>> start Recorded data
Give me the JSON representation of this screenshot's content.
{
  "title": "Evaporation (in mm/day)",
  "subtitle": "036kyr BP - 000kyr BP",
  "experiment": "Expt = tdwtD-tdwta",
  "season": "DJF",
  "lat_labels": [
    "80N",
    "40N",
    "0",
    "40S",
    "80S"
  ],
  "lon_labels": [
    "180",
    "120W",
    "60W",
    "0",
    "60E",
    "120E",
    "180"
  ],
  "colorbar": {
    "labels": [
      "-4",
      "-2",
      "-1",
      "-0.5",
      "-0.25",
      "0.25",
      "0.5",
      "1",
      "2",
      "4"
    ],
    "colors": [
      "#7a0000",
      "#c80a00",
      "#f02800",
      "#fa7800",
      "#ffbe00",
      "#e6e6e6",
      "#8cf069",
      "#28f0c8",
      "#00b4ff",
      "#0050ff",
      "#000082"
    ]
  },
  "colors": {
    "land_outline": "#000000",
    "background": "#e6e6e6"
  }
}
>> end Recorded data
>> start Recorded data
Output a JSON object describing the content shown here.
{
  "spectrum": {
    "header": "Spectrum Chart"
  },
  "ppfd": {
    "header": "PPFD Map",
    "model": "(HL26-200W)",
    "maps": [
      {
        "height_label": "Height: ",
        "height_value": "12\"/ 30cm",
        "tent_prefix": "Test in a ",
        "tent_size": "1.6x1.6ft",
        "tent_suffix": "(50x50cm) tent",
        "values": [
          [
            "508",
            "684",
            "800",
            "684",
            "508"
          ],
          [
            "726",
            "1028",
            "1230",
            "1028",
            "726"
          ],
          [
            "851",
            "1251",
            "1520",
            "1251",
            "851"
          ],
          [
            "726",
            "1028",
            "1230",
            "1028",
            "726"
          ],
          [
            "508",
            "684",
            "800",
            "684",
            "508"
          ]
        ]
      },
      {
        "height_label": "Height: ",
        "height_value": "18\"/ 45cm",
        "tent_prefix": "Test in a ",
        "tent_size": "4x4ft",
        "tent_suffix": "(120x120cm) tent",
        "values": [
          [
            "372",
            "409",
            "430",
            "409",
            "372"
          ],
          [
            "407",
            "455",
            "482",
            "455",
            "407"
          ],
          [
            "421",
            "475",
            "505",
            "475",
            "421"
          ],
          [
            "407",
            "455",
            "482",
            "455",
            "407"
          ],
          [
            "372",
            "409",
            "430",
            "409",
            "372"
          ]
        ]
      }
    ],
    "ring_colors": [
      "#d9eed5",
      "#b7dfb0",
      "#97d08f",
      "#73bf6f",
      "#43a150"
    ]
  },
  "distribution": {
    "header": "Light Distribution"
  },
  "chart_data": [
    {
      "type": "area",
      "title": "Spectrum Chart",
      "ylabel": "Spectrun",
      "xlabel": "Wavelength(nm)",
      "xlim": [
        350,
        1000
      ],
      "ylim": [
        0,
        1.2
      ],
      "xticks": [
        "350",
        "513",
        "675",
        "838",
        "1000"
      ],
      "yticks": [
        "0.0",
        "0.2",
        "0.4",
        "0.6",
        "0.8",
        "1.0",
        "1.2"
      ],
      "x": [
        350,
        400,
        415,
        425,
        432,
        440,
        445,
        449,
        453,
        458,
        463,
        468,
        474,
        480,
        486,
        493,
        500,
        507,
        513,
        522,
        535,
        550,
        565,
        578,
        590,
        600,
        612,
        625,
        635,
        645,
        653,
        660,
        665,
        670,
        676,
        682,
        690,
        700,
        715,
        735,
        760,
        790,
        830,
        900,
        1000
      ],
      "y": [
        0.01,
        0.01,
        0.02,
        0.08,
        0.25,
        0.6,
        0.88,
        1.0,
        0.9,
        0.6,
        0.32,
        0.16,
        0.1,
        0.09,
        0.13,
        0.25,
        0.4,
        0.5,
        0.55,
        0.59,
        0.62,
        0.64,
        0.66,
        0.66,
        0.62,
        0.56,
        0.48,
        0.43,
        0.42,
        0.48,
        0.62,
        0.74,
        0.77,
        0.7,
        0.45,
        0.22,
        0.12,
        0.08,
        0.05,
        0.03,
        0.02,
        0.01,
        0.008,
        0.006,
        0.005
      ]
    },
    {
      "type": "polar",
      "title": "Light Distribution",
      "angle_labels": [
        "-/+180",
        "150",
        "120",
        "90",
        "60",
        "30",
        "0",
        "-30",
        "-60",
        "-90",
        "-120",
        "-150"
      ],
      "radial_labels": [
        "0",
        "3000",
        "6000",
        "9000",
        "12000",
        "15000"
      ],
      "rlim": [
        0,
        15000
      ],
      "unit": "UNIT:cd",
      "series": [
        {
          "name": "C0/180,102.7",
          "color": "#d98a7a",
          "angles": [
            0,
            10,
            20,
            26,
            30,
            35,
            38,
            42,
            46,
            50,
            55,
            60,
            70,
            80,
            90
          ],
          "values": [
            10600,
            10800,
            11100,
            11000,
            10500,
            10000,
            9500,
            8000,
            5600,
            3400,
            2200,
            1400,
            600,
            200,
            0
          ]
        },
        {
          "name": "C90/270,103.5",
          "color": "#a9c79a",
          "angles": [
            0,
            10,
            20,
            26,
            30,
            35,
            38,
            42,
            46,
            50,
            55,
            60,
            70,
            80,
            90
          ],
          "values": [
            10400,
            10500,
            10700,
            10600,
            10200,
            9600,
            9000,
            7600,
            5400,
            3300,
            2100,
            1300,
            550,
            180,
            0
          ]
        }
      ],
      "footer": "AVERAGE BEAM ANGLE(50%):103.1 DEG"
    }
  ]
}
>> end Recorded data
Stated exercise
Of all the lines in the entries, how many contain the word "header"? Give only the number.

Finished answer
3